EXERCISE => Set out every line bearing the string "that".

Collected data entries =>
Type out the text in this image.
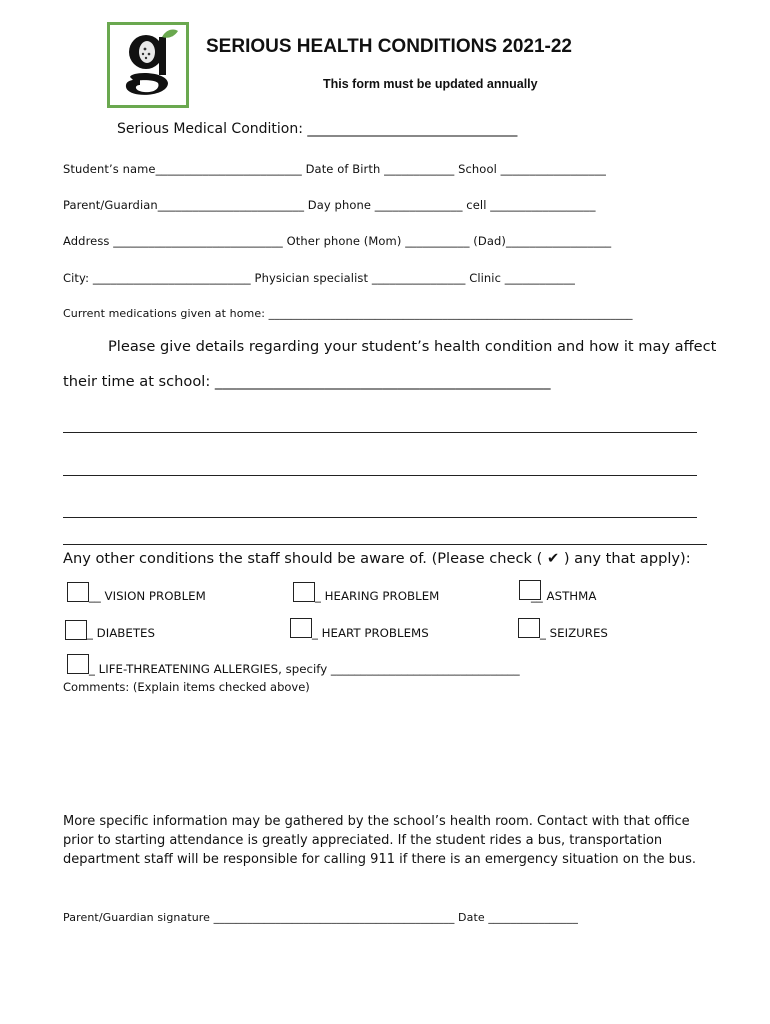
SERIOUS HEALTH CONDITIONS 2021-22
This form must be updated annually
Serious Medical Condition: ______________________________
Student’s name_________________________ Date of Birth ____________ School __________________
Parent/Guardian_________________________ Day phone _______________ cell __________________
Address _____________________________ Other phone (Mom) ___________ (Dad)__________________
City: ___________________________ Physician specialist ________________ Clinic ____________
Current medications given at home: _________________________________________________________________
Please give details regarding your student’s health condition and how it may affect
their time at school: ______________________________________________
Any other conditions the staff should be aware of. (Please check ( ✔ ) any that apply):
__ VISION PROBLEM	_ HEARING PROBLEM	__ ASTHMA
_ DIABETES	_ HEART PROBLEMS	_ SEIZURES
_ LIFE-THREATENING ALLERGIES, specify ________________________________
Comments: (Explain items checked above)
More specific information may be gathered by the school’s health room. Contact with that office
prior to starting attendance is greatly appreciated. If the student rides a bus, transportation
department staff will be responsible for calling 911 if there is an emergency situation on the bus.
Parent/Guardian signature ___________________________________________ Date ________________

==

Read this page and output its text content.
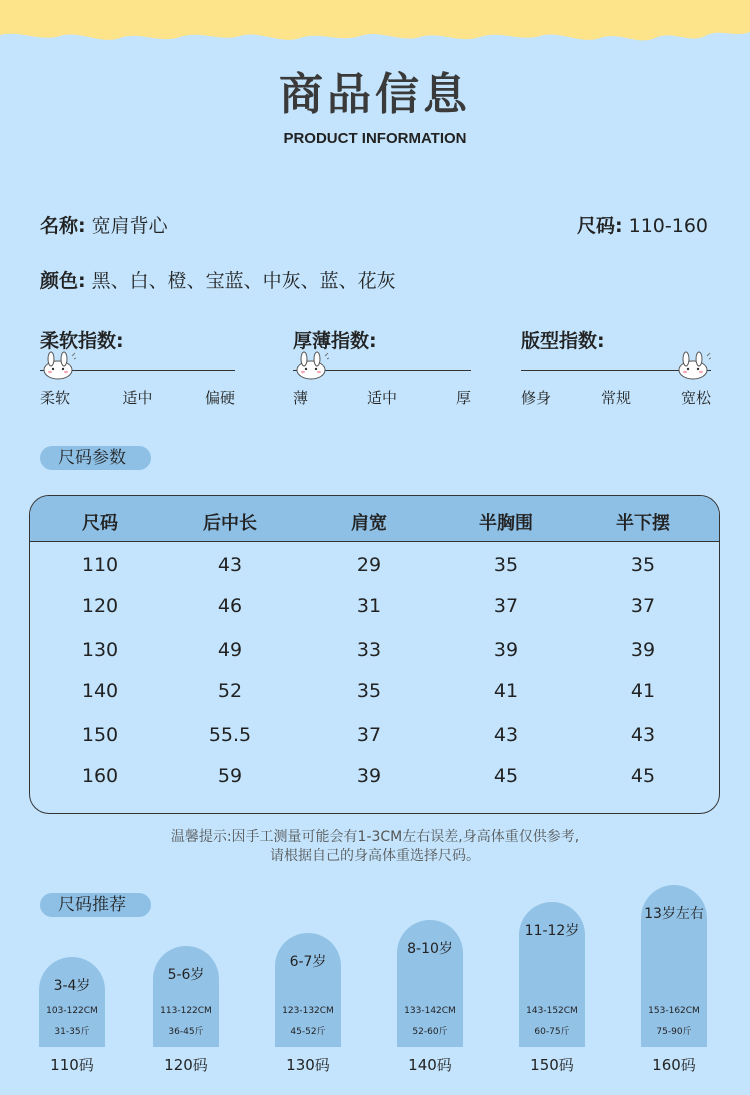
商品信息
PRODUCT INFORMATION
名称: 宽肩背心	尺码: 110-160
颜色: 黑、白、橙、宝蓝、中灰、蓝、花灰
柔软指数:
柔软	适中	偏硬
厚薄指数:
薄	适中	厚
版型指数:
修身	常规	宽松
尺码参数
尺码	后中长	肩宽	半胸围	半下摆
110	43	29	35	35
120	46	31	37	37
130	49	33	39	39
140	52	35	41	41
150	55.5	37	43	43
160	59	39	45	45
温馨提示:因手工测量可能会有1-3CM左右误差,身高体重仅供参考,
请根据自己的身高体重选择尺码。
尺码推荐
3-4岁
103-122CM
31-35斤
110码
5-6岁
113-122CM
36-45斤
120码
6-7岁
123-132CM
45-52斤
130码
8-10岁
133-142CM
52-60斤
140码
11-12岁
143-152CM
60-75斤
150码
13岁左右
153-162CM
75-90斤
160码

RESPONSE FOR THIS EXERCISE =>
Any other conditions the staff should be aware of. (Please check ( ✔ ) any that apply):
More specific information may be gathered by the school’s health room. Contact with that office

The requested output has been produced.